RECORDS FOR PROCESSING:
'''
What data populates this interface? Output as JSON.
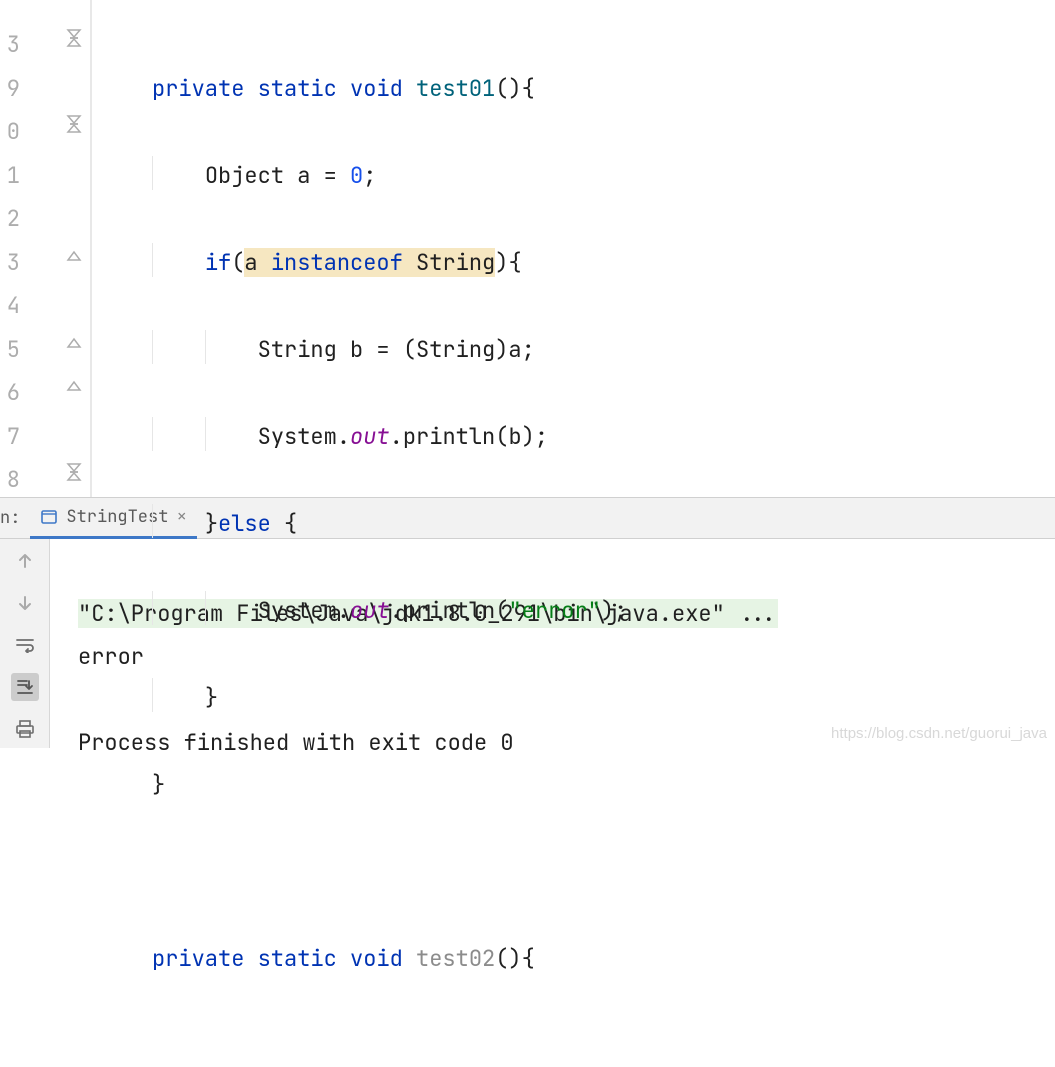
{
  "lineNumbers": [
    "3",
    "9",
    "0",
    "1",
    "2",
    "3",
    "4",
    "5",
    "6",
    "7",
    "8"
  ],
  "code": {
    "l1": {
      "kw1": "private",
      "kw2": "static",
      "kw3": "void",
      "fn": "test01",
      "tail": "(){"
    },
    "l2": {
      "type": "Object",
      "text": " a = ",
      "num": "0",
      "semi": ";"
    },
    "l3": {
      "kw": "if",
      "open": "(",
      "hl_a": "a ",
      "hl_kw": "instanceof",
      "hl_sp": " ",
      "hl_type": "String",
      "close": "){"
    },
    "l4": {
      "text": "String b = (String)a;"
    },
    "l5": {
      "sys": "System.",
      "field": "out",
      "dot": ".",
      "call": "println(b);"
    },
    "l6": {
      "close": "}",
      "kw": "else",
      "open": " {"
    },
    "l7": {
      "sys": "System.",
      "field": "out",
      "dot": ".",
      "pr": "println(",
      "str": "\"error\"",
      "tail": ");"
    },
    "l8": {
      "text": "}"
    },
    "l9": {
      "text": "}"
    },
    "l10": {
      "text": ""
    },
    "l11": {
      "kw1": "private",
      "kw2": "static",
      "kw3": "void",
      "fn": "test02",
      "tail": "(){"
    }
  },
  "run": {
    "label": "n:",
    "tabName": "StringTest",
    "cmd": "\"C:\\Program Files\\Java\\jdk1.8.0_291\\bin\\java.exe\" ...",
    "out": "error",
    "blank": "",
    "exit": "Process finished with exit code 0"
  },
  "watermark": "https://blog.csdn.net/guorui_java"
}
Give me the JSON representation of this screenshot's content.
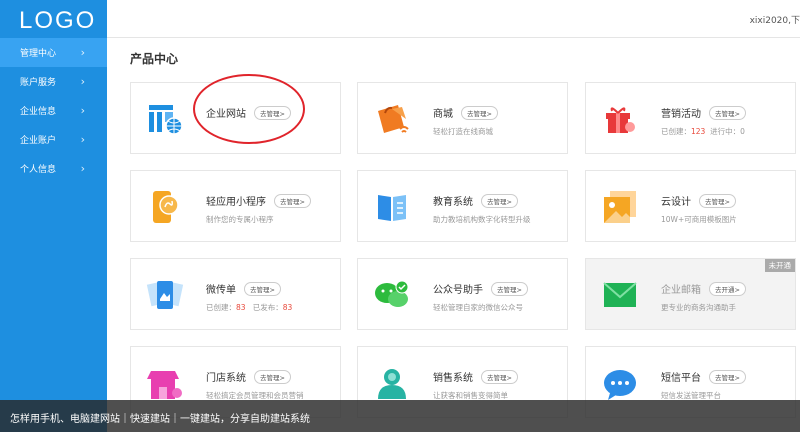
{
  "logo": "LOGO",
  "user": "xixi2020,下",
  "nav": [
    {
      "label": "管理中心",
      "active": true
    },
    {
      "label": "账户服务",
      "active": false
    },
    {
      "label": "企业信息",
      "active": false
    },
    {
      "label": "企业账户",
      "active": false
    },
    {
      "label": "个人信息",
      "active": false
    }
  ],
  "chevron": "›",
  "page_title": "产品中心",
  "cards": [
    {
      "name": "企业网站",
      "btn": "去管理>",
      "icon": "website-icon"
    },
    {
      "name": "商城",
      "btn": "去管理>",
      "desc": "轻松打造在线商城",
      "icon": "shop-bag-icon"
    },
    {
      "name": "营销活动",
      "btn": "去管理>",
      "desc_a": "已创建：",
      "num_a": "123",
      "desc_b": "进行中：0",
      "icon": "gift-icon"
    },
    {
      "name": "轻应用小程序",
      "btn": "去管理>",
      "desc": "制作您的专属小程序",
      "icon": "mini-program-icon"
    },
    {
      "name": "教育系统",
      "btn": "去管理>",
      "desc": "助力教培机构数字化转型升级",
      "icon": "book-icon"
    },
    {
      "name": "云设计",
      "btn": "去管理>",
      "desc": "10W+可商用模板图片",
      "icon": "image-template-icon"
    },
    {
      "name": "微传单",
      "btn": "去管理>",
      "desc_a": "已创建：",
      "num_a": "83",
      "desc_b": "已发布：",
      "num_b": "83",
      "icon": "flyer-icon"
    },
    {
      "name": "公众号助手",
      "btn": "去管理>",
      "desc": "轻松管理自家的微信公众号",
      "icon": "wechat-icon"
    },
    {
      "name": "企业邮箱",
      "btn": "去开通>",
      "desc": "更专业的商务沟通助手",
      "badge": "未开通",
      "icon": "mail-icon"
    },
    {
      "name": "门店系统",
      "btn": "去管理>",
      "desc": "轻松搞定会员管理和会员营销",
      "icon": "store-icon"
    },
    {
      "name": "销售系统",
      "btn": "去管理>",
      "desc": "让获客和销售变得简单",
      "icon": "sales-person-icon"
    },
    {
      "name": "短信平台",
      "btn": "去管理>",
      "desc": "短信发送管理平台",
      "icon": "sms-icon"
    }
  ],
  "caption": "怎样用手机、电脑建网站｜快速建站｜一键建站，分享自助建站系统"
}
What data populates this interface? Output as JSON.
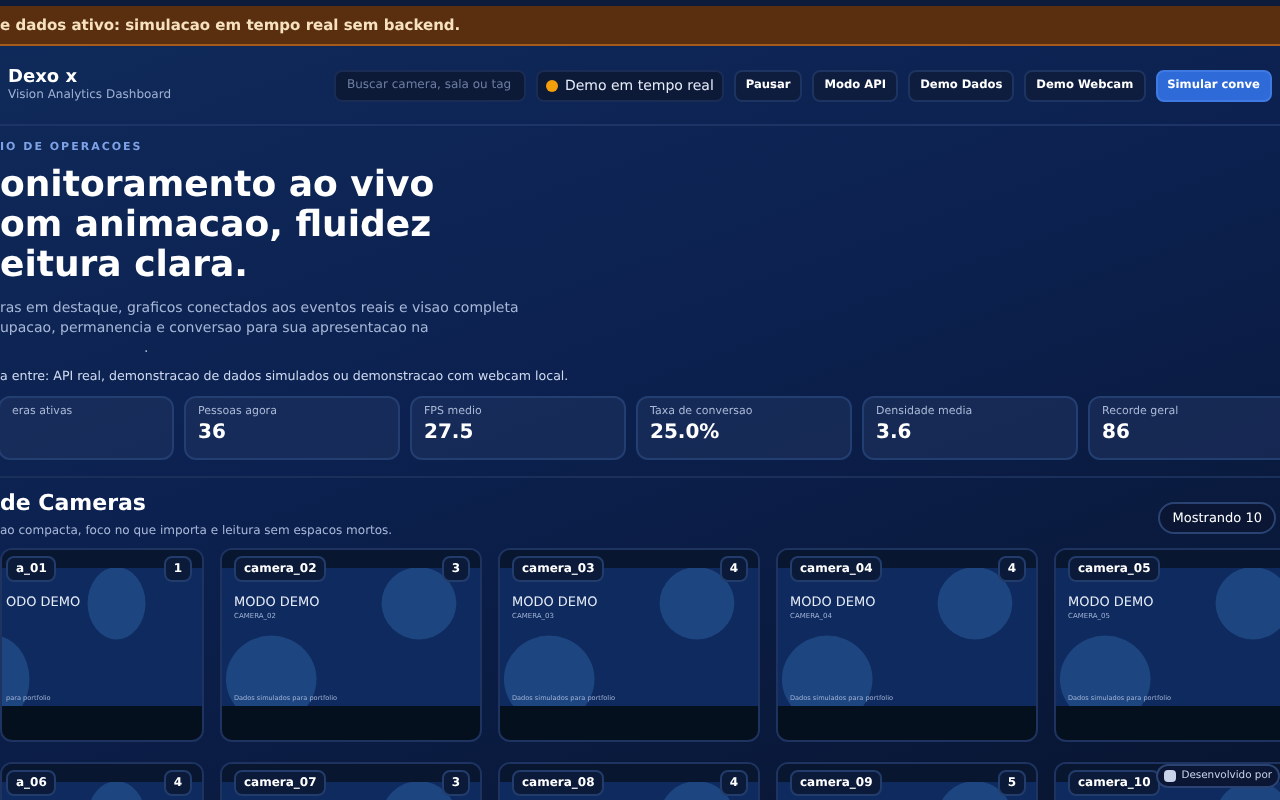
{
  "banner": {
    "text": "e dados ativo: simulacao em tempo real sem backend."
  },
  "header": {
    "brand": "Dexo x",
    "subtitle": "Vision Analytics Dashboard",
    "search": {
      "placeholder": "Buscar camera, sala ou tag"
    },
    "status": {
      "label": "Demo em tempo real",
      "color": "#f59e0b"
    },
    "buttons": [
      {
        "label": "Pausar",
        "kind": "plain"
      },
      {
        "label": "Modo API",
        "kind": "plain"
      },
      {
        "label": "Demo Dados",
        "kind": "plain"
      },
      {
        "label": "Demo Webcam",
        "kind": "plain"
      },
      {
        "label": "Simular conve",
        "kind": "primary"
      }
    ]
  },
  "hero": {
    "eyebrow": "IO DE OPERACOES",
    "title_lines": [
      "onitoramento ao vivo",
      "om animacao, fluidez",
      "eitura clara."
    ],
    "description_lines": [
      "ras em destaque, graficos conectados aos eventos reais e visao completa",
      "upacao, permanencia e conversao para sua apresentacao na",
      "."
    ],
    "note": "a entre: API real, demonstracao de dados simulados ou demonstracao com webcam local."
  },
  "stats": [
    {
      "label": "eras ativas"
    },
    {
      "label": "Pessoas agora",
      "value": "36"
    },
    {
      "label": "FPS medio",
      "value": "27.5"
    },
    {
      "label": "Taxa de conversao",
      "value": "25.0%"
    },
    {
      "label": "Densidade media",
      "value": "3.6"
    },
    {
      "label": "Recorde geral",
      "value": "86"
    }
  ],
  "cameras_section": {
    "title": "de Cameras",
    "subtitle": "ao compacta, foco no que importa e leitura sem espacos mortos.",
    "count_badge": "Mostrando 10"
  },
  "cameras": [
    {
      "label": "a_01",
      "count": "1",
      "mode": "ODO DEMO",
      "note": "para portfolio"
    },
    {
      "label": "camera_02",
      "count": "3",
      "mode": "MODO DEMO",
      "code": "CAMERA_02",
      "note": "Dados simulados para portfolio"
    },
    {
      "label": "camera_03",
      "count": "4",
      "mode": "MODO DEMO",
      "code": "CAMERA_03",
      "note": "Dados simulados para portfolio"
    },
    {
      "label": "camera_04",
      "count": "4",
      "mode": "MODO DEMO",
      "code": "CAMERA_04",
      "note": "Dados simulados para portfolio"
    },
    {
      "label": "camera_05",
      "mode": "MODO DEMO",
      "code": "CAMERA_05",
      "note": "Dados simulados para portfolio"
    },
    {
      "label": "a_06",
      "count": "4"
    },
    {
      "label": "camera_07",
      "count": "3"
    },
    {
      "label": "camera_08",
      "count": "4"
    },
    {
      "label": "camera_09",
      "count": "5"
    },
    {
      "label": "camera_10"
    }
  ],
  "footer_chip": {
    "text": "Desenvolvido por"
  }
}
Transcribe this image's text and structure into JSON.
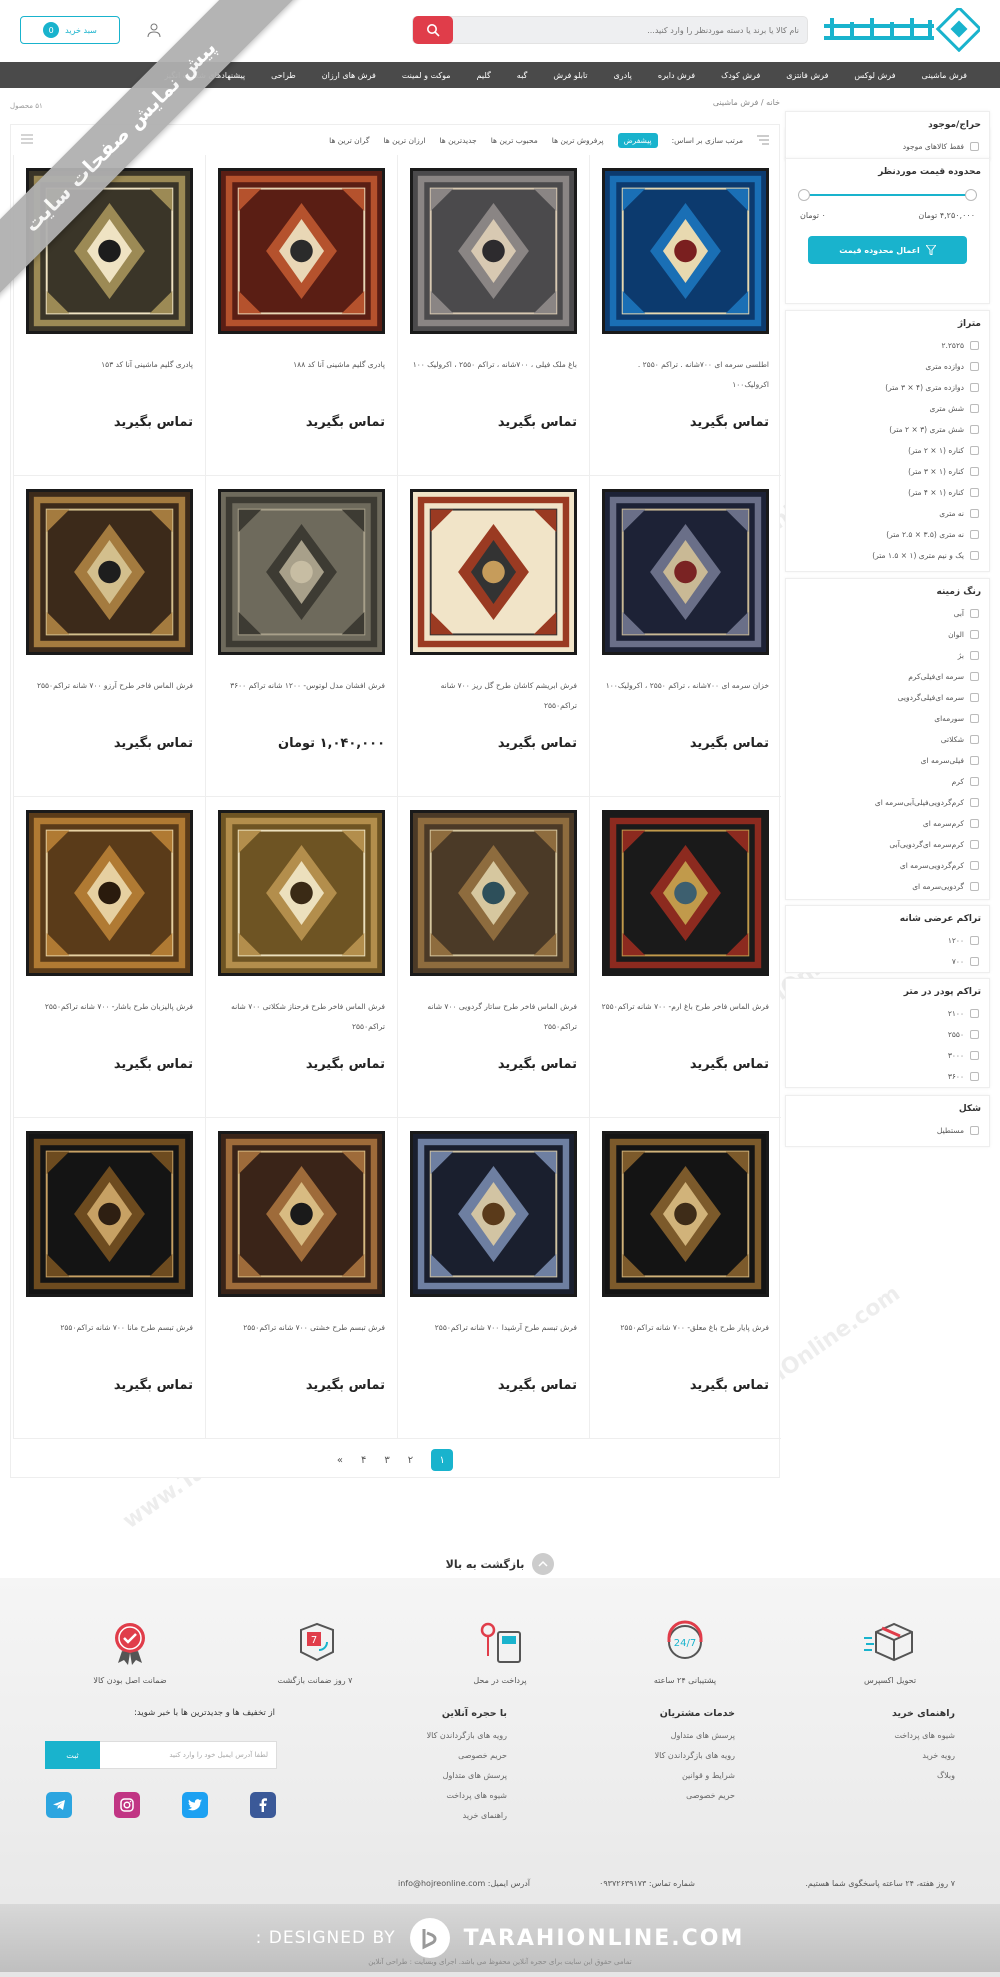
'''
WRITTEN INSTRUCTION: Repeat the material exactly as it reads, without any of its pictures.

FINAL RESULT:
What data populates this interface? Output as JSON.
{
  "lineNumbers": [
    "3",
    "9",
    "0",
    "1",
    "2",
    "3",
    "4",
    "5",
    "6",
    "7",
    "8"
  ],
  "code": {
    "l1": {
      "kw1": "private",
      "kw2": "static",
      "kw3": "void",
      "fn": "test01",
      "tail": "(){"
    },
    "l2": {
      "type": "Object",
      "text": " a = ",
      "num": "0",
      "semi": ";"
    },
    "l3": {
      "kw": "if",
      "open": "(",
      "hl_a": "a ",
      "hl_kw": "instanceof",
      "hl_sp": " ",
      "hl_type": "String",
      "close": "){"
    },
    "l4": {
      "text": "String b = (String)a;"
    },
    "l5": {
      "sys": "System.",
      "field": "out",
      "dot": ".",
      "call": "println(b);"
    },
    "l6": {
      "close": "}",
      "kw": "else",
      "open": " {"
    },
    "l7": {
      "sys": "System.",
      "field": "out",
      "dot": ".",
      "pr": "println(",
      "str": "\"error\"",
      "tail": ");"
    },
    "l8": {
      "text": "}"
    },
    "l9": {
      "text": "}"
    },
    "l10": {
      "text": ""
    },
    "l11": {
      "kw1": "private",
      "kw2": "static",
      "kw3": "void",
      "fn": "test02",
      "tail": "(){"
    }
  },
  "run": {
    "label": "n:",
    "tabName": "StringTest",
    "cmd": "\"C:\\Program Files\\Java\\jdk1.8.0_291\\bin\\java.exe\" ...",
    "out": "error",
    "blank": "",
    "exit": "Process finished with exit code 0"
  },
  "watermark": "https://blog.csdn.net/guorui_java"
}
Give me the JSON representation of this screenshot's content.
{
  "logo": "LOGO",
  "user": "xixi2020,下",
  "nav": [
    {
      "label": "管理中心",
      "active": true
    },
    {
      "label": "账户服务",
      "active": false
    },
    {
      "label": "企业信息",
      "active": false
    },
    {
      "label": "企业账户",
      "active": false
    },
    {
      "label": "个人信息",
      "active": false
    }
  ],
  "chevron": "›",
  "page_title": "产品中心",
  "cards": [
    {
      "name": "企业网站",
      "btn": "去管理>",
      "icon": "website-icon"
    },
    {
      "name": "商城",
      "btn": "去管理>",
      "desc": "轻松打造在线商城",
      "icon": "shop-bag-icon"
    },
    {
      "name": "营销活动",
      "btn": "去管理>",
      "desc_a": "已创建：",
      "num_a": "123",
      "desc_b": "进行中：0",
      "icon": "gift-icon"
    },
    {
      "name": "轻应用小程序",
      "btn": "去管理>",
      "desc": "制作您的专属小程序",
      "icon": "mini-program-icon"
    },
    {
      "name": "教育系统",
      "btn": "去管理>",
      "desc": "助力教培机构数字化转型升级",
      "icon": "book-icon"
    },
    {
      "name": "云设计",
      "btn": "去管理>",
      "desc": "10W+可商用模板图片",
      "icon": "image-template-icon"
    },
    {
      "name": "微传单",
      "btn": "去管理>",
      "desc_a": "已创建：",
      "num_a": "83",
      "desc_b": "已发布：",
      "num_b": "83",
      "icon": "flyer-icon"
    },
    {
      "name": "公众号助手",
      "btn": "去管理>",
      "desc": "轻松管理自家的微信公众号",
      "icon": "wechat-icon"
    },
    {
      "name": "企业邮箱",
      "btn": "去开通>",
      "desc": "更专业的商务沟通助手",
      "badge": "未开通",
      "icon": "mail-icon"
    },
    {
      "name": "门店系统",
      "btn": "去管理>",
      "desc": "轻松搞定会员管理和会员营销",
      "icon": "store-icon"
    },
    {
      "name": "销售系统",
      "btn": "去管理>",
      "desc": "让获客和销售变得简单",
      "icon": "sales-person-icon"
    },
    {
      "name": "短信平台",
      "btn": "去管理>",
      "desc": "短信发送管理平台",
      "icon": "sms-icon"
    }
  ],
  "caption": "怎样用手机、电脑建网站｜快速建站｜一键建站，分享自助建站系统"
}
What data populates this interface? Output as JSON.
{
  "banner": {
    "text": "e dados ativo: simulacao em tempo real sem backend."
  },
  "header": {
    "brand": "Dexo x",
    "subtitle": "Vision Analytics Dashboard",
    "search": {
      "placeholder": "Buscar camera, sala ou tag"
    },
    "status": {
      "label": "Demo em tempo real",
      "color": "#f59e0b"
    },
    "buttons": [
      {
        "label": "Pausar",
        "kind": "plain"
      },
      {
        "label": "Modo API",
        "kind": "plain"
      },
      {
        "label": "Demo Dados",
        "kind": "plain"
      },
      {
        "label": "Demo Webcam",
        "kind": "plain"
      },
      {
        "label": "Simular conve",
        "kind": "primary"
      }
    ]
  },
  "hero": {
    "eyebrow": "IO DE OPERACOES",
    "title_lines": [
      "onitoramento ao vivo",
      "om animacao, fluidez",
      "eitura clara."
    ],
    "description_lines": [
      "ras em destaque, graficos conectados aos eventos reais e visao completa",
      "upacao, permanencia e conversao para sua apresentacao na",
      "."
    ],
    "note": "a entre: API real, demonstracao de dados simulados ou demonstracao com webcam local."
  },
  "stats": [
    {
      "label": "eras ativas"
    },
    {
      "label": "Pessoas agora",
      "value": "36"
    },
    {
      "label": "FPS medio",
      "value": "27.5"
    },
    {
      "label": "Taxa de conversao",
      "value": "25.0%"
    },
    {
      "label": "Densidade media",
      "value": "3.6"
    },
    {
      "label": "Recorde geral",
      "value": "86"
    }
  ],
  "cameras_section": {
    "title": "de Cameras",
    "subtitle": "ao compacta, foco no que importa e leitura sem espacos mortos.",
    "count_badge": "Mostrando 10"
  },
  "cameras": [
    {
      "label": "a_01",
      "count": "1",
      "mode": "ODO DEMO",
      "note": "para portfolio"
    },
    {
      "label": "camera_02",
      "count": "3",
      "mode": "MODO DEMO",
      "code": "CAMERA_02",
      "note": "Dados simulados para portfolio"
    },
    {
      "label": "camera_03",
      "count": "4",
      "mode": "MODO DEMO",
      "code": "CAMERA_03",
      "note": "Dados simulados para portfolio"
    },
    {
      "label": "camera_04",
      "count": "4",
      "mode": "MODO DEMO",
      "code": "CAMERA_04",
      "note": "Dados simulados para portfolio"
    },
    {
      "label": "camera_05",
      "mode": "MODO DEMO",
      "code": "CAMERA_05",
      "note": "Dados simulados para portfolio"
    },
    {
      "label": "a_06",
      "count": "4"
    },
    {
      "label": "camera_07",
      "count": "3"
    },
    {
      "label": "camera_08",
      "count": "4"
    },
    {
      "label": "camera_09",
      "count": "5"
    },
    {
      "label": "camera_10"
    }
  ],
  "footer_chip": {
    "text": "Desenvolvido por"
  }
}
Transcribe this image's text and structure into JSON.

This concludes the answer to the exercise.